Exercise instructions –
Extract the lines that hold the string "What".

--- Begin ---

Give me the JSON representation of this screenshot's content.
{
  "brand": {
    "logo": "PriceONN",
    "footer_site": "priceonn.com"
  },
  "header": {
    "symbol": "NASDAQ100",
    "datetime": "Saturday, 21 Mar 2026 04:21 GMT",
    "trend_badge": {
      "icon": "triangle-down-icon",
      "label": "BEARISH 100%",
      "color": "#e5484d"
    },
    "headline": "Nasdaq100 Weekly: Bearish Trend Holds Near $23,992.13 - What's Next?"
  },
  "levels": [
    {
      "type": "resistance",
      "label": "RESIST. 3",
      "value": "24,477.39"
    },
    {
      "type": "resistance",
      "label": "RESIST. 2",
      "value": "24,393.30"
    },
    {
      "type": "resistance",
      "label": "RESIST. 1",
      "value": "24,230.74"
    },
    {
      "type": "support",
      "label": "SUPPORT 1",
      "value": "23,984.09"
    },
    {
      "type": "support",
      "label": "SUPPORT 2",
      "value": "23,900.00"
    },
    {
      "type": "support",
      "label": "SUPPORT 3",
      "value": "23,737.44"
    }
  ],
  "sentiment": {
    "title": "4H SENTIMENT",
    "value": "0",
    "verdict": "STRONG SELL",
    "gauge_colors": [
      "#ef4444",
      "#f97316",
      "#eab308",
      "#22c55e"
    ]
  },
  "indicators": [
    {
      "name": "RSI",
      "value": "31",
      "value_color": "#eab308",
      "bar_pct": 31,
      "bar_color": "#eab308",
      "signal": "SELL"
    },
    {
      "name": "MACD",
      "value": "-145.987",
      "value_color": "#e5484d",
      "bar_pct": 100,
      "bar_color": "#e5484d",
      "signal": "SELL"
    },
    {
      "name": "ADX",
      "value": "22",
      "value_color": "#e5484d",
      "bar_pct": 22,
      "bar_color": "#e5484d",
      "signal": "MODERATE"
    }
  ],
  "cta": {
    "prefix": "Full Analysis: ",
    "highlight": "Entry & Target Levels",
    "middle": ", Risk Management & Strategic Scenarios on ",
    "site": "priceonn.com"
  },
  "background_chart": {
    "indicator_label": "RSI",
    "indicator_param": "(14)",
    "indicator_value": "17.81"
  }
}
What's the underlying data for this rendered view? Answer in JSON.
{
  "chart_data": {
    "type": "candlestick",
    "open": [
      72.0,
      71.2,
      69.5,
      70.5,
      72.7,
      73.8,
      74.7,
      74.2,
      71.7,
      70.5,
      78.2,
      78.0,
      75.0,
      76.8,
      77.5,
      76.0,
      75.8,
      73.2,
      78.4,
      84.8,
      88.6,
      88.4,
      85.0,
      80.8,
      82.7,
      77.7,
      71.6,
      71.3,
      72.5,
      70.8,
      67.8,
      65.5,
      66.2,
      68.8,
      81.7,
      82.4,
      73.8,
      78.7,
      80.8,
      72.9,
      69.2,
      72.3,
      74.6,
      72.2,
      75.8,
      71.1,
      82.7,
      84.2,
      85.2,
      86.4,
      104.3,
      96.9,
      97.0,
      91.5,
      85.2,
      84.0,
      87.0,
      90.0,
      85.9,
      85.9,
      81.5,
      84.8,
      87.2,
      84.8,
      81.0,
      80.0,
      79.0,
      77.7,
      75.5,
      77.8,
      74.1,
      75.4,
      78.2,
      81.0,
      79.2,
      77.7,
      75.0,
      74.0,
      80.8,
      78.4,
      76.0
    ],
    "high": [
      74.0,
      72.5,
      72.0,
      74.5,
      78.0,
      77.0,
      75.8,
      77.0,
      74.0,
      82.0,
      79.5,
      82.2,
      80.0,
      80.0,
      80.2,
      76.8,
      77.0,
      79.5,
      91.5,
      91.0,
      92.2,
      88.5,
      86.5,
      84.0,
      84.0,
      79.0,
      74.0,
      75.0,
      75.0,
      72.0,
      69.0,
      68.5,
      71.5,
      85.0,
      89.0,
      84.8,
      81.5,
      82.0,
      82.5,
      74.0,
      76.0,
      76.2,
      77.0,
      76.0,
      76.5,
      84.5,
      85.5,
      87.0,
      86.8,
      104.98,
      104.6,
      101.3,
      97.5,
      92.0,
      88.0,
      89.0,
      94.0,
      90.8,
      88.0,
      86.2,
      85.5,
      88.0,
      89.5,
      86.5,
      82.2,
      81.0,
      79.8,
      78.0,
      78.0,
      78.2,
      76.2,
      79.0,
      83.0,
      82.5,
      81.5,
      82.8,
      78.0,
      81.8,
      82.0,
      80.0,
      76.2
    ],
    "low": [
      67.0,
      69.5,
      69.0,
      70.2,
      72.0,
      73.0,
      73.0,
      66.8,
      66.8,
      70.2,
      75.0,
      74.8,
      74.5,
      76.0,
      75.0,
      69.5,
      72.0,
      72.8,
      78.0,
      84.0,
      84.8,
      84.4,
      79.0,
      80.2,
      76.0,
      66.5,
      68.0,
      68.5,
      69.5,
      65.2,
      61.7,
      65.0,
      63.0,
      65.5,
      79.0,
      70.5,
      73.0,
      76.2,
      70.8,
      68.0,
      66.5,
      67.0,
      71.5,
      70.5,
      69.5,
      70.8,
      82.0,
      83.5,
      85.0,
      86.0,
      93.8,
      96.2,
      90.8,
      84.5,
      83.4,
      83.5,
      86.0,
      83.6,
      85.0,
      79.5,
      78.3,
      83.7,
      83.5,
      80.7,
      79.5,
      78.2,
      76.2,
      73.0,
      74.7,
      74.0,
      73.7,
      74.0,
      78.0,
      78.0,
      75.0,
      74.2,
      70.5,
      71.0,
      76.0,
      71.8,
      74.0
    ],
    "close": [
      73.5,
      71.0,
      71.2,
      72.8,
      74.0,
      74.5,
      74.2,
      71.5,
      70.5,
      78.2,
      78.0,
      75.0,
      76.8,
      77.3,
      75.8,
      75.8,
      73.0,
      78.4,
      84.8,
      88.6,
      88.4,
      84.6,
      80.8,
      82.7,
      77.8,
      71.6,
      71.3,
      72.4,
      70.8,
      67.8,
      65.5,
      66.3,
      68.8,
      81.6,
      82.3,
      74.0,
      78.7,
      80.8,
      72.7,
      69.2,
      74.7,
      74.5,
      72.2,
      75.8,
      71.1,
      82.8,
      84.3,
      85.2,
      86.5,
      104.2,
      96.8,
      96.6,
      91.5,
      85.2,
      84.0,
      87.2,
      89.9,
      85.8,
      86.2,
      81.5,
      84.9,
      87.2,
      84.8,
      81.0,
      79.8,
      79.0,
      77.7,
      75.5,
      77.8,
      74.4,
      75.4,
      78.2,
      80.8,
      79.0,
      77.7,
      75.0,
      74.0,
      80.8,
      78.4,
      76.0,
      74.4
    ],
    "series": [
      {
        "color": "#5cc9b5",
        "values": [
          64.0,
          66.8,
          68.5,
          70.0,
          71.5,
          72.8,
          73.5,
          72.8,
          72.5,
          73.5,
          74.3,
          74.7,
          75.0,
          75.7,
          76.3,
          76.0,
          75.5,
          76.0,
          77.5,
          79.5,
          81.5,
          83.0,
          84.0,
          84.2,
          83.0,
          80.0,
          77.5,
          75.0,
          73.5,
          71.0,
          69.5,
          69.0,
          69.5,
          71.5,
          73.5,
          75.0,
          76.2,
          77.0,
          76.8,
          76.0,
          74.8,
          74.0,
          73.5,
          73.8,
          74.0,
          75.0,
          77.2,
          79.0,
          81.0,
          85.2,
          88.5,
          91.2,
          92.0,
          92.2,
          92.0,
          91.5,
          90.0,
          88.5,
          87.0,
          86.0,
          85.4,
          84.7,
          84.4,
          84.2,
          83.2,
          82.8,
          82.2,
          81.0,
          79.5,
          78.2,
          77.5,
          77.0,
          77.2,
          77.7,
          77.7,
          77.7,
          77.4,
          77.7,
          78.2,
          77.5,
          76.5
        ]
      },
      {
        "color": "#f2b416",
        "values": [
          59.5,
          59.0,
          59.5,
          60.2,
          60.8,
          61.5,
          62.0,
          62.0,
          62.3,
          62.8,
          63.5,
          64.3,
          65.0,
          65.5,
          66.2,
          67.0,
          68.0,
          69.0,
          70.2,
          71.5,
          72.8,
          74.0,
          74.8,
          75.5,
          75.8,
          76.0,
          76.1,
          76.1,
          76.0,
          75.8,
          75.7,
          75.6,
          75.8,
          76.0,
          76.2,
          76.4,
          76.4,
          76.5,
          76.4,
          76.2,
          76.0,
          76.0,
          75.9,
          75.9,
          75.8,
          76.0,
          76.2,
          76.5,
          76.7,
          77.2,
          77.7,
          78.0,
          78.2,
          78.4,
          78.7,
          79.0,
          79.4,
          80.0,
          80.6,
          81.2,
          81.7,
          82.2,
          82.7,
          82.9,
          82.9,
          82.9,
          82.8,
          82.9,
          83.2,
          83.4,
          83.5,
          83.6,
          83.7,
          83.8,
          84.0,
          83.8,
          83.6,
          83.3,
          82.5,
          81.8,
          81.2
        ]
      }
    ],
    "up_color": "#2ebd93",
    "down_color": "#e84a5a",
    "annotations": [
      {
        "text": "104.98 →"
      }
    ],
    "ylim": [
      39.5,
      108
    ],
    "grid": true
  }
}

--- End ---

Finished exercise –
    "headline": "Nasdaq100 Weekly: Bearish Trend Holds Near $23,992.13 - What's Next?"
What's the underlying data for this rendered view? Answer in JSON.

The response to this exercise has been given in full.